## [Job]
Gather all lines in the data that hold the string "años".

— start Materials provided —

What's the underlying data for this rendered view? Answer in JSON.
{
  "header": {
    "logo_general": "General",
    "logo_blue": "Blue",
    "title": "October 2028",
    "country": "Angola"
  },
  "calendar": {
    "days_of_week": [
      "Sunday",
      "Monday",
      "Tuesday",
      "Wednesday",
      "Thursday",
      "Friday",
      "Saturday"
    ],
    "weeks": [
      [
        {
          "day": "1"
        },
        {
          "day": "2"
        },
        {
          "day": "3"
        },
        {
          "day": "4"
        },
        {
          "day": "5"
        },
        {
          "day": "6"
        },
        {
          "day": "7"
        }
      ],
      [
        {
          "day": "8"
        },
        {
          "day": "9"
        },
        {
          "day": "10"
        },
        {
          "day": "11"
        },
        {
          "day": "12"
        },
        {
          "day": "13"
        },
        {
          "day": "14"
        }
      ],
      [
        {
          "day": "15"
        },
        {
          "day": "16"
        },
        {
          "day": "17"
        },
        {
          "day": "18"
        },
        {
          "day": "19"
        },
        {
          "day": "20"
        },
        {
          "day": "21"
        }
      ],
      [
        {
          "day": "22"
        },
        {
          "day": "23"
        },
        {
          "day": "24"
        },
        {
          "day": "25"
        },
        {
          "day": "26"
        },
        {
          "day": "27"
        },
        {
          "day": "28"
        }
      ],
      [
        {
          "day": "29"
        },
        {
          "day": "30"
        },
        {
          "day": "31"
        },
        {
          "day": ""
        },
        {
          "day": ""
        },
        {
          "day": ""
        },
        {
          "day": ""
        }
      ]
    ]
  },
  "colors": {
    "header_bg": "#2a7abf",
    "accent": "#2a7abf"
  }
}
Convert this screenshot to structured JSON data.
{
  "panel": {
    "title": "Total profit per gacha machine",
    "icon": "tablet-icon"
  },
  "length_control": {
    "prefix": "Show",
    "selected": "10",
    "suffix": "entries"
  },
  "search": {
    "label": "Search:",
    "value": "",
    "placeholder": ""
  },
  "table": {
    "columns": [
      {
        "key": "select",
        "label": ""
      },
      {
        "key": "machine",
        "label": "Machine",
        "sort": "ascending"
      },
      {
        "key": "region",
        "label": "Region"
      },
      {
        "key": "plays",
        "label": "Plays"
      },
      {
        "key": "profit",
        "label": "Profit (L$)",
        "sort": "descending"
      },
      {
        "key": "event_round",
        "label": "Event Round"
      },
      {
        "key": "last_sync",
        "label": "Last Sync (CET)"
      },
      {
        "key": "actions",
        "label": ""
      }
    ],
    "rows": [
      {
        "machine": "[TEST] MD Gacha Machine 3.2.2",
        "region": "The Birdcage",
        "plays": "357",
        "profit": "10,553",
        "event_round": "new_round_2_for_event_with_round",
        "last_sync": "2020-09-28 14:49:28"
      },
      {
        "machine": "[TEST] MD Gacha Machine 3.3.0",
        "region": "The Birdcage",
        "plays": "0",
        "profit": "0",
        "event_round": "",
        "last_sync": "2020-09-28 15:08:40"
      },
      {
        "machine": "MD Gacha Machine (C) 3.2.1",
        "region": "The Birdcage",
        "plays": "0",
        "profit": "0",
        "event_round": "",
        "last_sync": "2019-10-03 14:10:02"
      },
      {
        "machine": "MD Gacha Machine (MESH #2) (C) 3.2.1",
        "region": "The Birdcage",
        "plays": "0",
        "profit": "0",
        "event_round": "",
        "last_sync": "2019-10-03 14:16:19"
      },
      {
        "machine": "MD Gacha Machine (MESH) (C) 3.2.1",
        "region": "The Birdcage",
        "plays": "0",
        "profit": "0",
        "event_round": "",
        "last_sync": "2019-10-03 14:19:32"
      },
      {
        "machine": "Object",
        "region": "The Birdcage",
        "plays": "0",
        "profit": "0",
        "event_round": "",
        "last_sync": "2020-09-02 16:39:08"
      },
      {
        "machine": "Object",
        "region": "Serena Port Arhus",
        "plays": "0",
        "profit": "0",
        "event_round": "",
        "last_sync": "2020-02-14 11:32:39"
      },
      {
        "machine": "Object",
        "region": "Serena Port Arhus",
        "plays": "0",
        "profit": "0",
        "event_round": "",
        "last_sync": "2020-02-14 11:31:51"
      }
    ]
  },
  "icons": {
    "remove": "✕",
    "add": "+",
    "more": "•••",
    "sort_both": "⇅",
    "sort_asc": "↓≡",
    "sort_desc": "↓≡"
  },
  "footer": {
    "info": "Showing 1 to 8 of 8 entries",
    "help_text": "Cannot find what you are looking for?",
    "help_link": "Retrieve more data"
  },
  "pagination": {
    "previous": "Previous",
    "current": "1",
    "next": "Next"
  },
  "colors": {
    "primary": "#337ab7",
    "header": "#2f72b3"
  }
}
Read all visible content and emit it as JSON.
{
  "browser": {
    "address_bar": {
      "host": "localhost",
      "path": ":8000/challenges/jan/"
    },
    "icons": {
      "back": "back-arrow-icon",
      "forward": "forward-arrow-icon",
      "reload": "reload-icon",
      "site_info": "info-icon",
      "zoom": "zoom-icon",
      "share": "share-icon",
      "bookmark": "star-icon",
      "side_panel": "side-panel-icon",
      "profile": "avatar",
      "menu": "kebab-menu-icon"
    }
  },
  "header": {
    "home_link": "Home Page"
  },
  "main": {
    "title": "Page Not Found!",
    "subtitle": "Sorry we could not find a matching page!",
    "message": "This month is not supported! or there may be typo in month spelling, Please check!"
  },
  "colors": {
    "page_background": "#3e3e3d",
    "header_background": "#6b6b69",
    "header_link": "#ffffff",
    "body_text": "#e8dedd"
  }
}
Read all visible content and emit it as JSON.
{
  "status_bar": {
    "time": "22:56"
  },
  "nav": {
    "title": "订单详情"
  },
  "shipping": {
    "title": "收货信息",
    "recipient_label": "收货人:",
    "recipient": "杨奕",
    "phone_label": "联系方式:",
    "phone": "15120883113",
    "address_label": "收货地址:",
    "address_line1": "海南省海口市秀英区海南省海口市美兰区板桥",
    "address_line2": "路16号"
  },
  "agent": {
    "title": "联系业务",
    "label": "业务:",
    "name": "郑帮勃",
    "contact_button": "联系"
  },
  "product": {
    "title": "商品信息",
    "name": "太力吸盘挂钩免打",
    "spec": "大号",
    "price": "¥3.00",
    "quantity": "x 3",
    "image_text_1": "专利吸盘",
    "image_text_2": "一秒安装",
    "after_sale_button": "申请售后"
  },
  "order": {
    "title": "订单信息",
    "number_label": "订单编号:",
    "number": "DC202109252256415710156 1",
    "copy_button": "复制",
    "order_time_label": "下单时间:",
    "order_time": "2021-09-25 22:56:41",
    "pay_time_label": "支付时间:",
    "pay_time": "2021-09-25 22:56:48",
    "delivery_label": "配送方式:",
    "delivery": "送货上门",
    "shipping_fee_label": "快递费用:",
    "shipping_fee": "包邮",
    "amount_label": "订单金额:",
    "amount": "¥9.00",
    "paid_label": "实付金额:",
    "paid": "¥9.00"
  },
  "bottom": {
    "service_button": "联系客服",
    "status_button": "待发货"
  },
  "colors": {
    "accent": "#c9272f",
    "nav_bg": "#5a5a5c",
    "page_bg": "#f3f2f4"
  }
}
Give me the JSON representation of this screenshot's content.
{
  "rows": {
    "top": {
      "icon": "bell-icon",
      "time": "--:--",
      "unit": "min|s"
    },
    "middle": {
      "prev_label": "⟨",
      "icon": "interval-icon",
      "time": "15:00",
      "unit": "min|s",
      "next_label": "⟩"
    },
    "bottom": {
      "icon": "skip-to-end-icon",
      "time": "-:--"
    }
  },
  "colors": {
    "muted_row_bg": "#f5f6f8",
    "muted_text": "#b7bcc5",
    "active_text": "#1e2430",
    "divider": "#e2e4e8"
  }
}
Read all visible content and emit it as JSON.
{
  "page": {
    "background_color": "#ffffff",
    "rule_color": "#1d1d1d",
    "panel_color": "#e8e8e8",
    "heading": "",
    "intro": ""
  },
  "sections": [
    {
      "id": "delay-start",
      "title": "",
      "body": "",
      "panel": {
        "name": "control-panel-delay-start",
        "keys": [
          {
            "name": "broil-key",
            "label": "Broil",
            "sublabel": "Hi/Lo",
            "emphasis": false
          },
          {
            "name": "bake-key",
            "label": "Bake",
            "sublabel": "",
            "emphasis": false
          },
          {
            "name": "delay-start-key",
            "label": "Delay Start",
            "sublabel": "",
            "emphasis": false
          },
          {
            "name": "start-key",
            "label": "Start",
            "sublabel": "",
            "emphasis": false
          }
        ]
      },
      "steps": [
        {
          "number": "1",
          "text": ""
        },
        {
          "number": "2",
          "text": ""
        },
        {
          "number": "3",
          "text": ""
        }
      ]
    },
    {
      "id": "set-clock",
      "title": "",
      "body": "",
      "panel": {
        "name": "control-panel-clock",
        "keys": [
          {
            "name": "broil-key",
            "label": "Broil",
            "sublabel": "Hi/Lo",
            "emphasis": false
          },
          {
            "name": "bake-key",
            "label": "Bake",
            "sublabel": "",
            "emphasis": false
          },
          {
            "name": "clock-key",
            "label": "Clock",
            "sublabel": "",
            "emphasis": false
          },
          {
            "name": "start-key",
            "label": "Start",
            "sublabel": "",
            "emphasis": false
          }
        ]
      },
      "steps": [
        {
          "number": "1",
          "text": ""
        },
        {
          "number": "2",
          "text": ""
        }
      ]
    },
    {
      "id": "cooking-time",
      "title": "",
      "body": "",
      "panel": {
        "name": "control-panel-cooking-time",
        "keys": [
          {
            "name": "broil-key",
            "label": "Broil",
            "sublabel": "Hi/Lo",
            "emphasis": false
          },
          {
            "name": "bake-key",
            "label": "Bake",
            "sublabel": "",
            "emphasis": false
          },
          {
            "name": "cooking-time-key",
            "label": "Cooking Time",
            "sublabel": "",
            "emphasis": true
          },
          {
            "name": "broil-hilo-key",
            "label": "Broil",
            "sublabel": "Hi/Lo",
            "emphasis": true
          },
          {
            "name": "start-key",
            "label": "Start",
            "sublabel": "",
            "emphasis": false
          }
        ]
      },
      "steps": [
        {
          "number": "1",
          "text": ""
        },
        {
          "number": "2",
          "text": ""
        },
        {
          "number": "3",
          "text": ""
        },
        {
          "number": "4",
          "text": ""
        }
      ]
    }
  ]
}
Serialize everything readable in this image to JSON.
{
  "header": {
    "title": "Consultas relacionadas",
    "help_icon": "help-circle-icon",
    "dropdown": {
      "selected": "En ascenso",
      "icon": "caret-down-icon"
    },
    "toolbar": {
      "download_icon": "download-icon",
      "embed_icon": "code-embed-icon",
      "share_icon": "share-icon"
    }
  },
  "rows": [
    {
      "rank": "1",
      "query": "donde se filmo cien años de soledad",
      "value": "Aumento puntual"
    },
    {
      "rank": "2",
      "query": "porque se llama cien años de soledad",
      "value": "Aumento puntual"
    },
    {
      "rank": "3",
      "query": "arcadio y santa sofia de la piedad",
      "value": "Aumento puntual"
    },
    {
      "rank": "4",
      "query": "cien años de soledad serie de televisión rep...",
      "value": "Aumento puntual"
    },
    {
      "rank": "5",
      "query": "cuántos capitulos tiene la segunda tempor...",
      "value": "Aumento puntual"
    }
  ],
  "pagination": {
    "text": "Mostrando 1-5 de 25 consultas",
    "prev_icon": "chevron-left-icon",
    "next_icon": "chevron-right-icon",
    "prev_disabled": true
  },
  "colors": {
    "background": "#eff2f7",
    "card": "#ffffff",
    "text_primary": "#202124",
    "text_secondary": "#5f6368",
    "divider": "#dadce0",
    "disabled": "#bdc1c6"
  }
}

— end Materials provided —

## [Answer to the problem]
      "query": "donde se filmo cien años de soledad",
      "query": "porque se llama cien años de soledad",
      "query": "cien años de soledad serie de televisión rep...",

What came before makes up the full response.